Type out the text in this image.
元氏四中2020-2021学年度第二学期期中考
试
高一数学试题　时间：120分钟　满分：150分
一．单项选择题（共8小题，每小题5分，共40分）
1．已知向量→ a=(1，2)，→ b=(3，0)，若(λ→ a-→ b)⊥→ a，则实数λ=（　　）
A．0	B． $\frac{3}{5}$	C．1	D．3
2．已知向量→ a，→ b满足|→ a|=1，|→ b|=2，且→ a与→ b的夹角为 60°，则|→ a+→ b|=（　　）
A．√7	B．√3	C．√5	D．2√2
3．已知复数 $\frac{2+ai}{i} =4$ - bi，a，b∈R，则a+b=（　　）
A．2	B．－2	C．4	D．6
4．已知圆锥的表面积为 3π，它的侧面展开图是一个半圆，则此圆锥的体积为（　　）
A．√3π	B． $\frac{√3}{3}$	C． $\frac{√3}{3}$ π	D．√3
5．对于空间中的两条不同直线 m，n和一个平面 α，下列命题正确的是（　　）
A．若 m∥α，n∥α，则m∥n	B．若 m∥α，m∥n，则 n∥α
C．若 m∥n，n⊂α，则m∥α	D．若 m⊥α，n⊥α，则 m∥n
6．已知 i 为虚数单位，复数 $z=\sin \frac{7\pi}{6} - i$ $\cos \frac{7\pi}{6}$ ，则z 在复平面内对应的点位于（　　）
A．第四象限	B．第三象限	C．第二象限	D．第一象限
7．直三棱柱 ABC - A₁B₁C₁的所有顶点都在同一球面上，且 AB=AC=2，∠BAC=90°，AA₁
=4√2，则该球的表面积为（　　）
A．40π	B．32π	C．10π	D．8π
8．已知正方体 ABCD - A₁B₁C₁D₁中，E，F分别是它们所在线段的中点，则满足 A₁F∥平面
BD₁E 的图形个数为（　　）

▬▬▬▬▬▬▬▬▬▬

§ Prompt: Repeat the records above exactly.

§ Output for this exercise:
Type out the text in this image.
元氏四中2020-2021学年度第二学期期中考
试
高一数学试题　时间：120分钟　满分：150分
一．单项选择题（共8小题，每小题5分，共40分）
1．已知向量→ a=(1，2)，→ b=(3，0)，若(λ→ a-→ b)⊥→ a，则实数λ=（　　）
A．0	B． $\frac{3}{5}$	C．1	D．3
2．已知向量→ a，→ b满足|→ a|=1，|→ b|=2，且→ a与→ b的夹角为 60°，则|→ a+→ b|=（　　）
A．√7	B．√3	C．√5	D．2√2
3．已知复数 $\frac{2+ai}{i} =4$ - bi，a，b∈R，则a+b=（　　）
A．2	B．－2	C．4	D．6
4．已知圆锥的表面积为 3π，它的侧面展开图是一个半圆，则此圆锥的体积为（　　）
A．√3π	B． $\frac{√3}{3}$	C． $\frac{√3}{3}$ π	D．√3
5．对于空间中的两条不同直线 m，n和一个平面 α，下列命题正确的是（　　）
A．若 m∥α，n∥α，则m∥n	B．若 m∥α，m∥n，则 n∥α
C．若 m∥n，n⊂α，则m∥α	D．若 m⊥α，n⊥α，则 m∥n
6．已知 i 为虚数单位，复数 $z=\sin \frac{7\pi}{6} - i$ $\cos \frac{7\pi}{6}$ ，则z 在复平面内对应的点位于（　　）
A．第四象限	B．第三象限	C．第二象限	D．第一象限
7．直三棱柱 ABC - A₁B₁C₁的所有顶点都在同一球面上，且 AB=AC=2，∠BAC=90°，AA₁
=4√2，则该球的表面积为（　　）
A．40π	B．32π	C．10π	D．8π
8．已知正方体 ABCD - A₁B₁C₁D₁中，E，F分别是它们所在线段的中点，则满足 A₁F∥平面
BD₁E 的图形个数为（　　）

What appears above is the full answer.